Count the lines below that contain the word "Stockholm", and report only that number.

> _Records shown_
*-*-*
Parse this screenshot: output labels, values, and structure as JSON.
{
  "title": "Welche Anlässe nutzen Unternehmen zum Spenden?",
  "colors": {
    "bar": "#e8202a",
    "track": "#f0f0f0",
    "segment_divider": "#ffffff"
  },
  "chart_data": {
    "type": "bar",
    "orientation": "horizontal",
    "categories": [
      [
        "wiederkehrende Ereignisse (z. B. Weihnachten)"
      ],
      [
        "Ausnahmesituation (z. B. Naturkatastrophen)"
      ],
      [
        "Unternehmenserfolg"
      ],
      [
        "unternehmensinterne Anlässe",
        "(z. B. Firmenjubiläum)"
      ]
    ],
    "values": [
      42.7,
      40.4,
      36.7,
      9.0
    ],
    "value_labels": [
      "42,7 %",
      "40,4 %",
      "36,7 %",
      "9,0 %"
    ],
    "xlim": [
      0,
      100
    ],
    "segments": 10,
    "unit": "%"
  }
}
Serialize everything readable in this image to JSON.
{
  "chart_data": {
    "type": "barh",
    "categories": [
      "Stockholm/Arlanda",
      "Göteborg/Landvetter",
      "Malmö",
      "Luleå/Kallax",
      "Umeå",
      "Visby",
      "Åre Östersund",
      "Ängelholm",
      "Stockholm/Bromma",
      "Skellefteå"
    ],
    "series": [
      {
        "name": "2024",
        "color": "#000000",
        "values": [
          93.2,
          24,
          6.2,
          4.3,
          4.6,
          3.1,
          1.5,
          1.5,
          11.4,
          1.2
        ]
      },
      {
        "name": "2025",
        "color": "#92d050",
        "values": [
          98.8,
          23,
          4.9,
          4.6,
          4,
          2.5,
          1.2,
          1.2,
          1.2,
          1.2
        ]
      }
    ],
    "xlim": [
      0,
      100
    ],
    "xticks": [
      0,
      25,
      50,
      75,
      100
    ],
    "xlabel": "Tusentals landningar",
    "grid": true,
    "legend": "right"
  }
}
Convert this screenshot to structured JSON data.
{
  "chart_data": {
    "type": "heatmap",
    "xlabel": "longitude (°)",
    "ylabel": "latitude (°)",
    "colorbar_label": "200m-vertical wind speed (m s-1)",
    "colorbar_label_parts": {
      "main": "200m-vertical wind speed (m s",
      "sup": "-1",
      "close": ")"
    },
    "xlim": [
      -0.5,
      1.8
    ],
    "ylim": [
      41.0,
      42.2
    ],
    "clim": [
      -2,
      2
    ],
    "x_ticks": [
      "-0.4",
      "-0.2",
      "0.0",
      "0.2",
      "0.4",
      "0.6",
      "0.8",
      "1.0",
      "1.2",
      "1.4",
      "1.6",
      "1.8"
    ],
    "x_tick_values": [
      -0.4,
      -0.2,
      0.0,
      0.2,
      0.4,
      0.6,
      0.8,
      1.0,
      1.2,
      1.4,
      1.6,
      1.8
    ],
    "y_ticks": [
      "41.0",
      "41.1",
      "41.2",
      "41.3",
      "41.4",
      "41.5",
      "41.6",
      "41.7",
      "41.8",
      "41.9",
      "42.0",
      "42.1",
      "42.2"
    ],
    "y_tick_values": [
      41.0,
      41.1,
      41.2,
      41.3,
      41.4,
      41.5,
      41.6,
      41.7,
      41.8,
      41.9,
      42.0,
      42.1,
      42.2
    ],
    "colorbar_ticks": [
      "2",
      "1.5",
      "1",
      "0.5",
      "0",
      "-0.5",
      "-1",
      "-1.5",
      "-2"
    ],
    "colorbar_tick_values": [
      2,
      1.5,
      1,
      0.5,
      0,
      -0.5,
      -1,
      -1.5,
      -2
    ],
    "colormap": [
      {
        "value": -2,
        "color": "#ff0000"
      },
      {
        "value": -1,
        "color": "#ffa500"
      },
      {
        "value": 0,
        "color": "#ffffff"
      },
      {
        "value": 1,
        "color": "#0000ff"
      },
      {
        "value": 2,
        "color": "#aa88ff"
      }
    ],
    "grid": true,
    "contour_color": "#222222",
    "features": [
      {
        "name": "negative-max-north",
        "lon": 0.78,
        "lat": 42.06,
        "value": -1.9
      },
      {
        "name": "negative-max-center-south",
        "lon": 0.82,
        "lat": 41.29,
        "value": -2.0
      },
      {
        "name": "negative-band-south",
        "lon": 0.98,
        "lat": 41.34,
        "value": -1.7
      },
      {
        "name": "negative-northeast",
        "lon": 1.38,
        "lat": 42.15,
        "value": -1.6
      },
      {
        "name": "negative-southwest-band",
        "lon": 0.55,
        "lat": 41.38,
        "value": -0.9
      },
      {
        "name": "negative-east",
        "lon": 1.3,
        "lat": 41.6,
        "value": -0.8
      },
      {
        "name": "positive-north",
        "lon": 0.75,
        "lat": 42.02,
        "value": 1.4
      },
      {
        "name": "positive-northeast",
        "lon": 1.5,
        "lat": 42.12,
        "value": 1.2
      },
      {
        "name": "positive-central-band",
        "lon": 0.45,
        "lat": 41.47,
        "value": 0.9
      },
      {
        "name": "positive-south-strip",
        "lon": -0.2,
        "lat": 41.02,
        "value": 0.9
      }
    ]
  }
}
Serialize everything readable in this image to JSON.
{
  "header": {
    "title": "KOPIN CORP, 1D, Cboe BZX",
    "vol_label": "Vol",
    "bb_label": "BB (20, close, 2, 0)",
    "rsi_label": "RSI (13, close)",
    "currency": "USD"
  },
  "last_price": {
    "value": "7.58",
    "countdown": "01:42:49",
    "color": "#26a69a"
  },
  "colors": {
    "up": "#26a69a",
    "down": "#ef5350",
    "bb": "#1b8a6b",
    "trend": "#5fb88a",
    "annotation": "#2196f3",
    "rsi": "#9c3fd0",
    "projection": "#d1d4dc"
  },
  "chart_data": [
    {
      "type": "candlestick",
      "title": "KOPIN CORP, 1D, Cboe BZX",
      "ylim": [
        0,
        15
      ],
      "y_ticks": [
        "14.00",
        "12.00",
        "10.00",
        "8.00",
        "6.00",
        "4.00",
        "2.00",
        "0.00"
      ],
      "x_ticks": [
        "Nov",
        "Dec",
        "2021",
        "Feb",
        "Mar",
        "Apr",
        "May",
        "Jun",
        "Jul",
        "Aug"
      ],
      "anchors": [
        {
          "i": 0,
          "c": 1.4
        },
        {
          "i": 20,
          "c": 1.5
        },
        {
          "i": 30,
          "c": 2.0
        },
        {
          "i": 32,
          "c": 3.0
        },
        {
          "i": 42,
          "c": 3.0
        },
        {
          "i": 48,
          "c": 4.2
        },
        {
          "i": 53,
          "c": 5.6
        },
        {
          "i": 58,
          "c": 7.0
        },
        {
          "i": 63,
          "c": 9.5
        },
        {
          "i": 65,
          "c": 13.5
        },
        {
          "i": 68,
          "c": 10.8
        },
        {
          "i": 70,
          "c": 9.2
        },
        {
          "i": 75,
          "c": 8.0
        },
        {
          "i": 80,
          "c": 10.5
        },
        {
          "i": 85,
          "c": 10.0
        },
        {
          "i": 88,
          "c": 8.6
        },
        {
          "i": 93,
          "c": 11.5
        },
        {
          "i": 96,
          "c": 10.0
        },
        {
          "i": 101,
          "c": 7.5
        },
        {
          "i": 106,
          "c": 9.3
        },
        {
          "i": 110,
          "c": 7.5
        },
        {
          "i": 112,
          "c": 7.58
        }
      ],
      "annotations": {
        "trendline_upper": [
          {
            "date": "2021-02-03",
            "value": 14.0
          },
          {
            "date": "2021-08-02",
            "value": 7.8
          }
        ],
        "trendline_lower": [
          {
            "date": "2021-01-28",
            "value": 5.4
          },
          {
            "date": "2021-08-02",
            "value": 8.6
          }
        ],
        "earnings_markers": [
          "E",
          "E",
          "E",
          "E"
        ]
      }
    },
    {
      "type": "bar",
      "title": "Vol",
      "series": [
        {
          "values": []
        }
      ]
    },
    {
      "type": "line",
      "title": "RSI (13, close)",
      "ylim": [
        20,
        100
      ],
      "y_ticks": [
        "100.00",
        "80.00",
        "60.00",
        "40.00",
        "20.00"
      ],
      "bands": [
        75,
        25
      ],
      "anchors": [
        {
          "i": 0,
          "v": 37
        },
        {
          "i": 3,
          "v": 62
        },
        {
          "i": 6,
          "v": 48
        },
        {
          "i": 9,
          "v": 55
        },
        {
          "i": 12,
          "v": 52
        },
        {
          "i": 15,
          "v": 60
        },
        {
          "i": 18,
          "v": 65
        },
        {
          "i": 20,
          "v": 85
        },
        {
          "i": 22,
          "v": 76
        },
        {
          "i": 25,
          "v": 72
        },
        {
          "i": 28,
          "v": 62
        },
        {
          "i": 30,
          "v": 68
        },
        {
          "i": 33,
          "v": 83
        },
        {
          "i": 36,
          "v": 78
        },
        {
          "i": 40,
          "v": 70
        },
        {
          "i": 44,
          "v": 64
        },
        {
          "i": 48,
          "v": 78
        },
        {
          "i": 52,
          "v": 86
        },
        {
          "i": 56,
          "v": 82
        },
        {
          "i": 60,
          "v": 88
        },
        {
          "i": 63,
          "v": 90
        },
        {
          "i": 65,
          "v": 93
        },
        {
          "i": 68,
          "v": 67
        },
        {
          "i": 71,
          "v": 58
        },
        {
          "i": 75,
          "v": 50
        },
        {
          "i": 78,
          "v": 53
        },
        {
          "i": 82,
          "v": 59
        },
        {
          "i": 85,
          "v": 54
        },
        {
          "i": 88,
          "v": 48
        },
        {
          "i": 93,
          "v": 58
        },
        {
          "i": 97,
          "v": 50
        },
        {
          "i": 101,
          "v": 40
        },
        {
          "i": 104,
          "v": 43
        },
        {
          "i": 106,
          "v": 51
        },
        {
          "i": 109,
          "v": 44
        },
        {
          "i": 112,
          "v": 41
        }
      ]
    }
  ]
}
*-*-*
> _The result_
2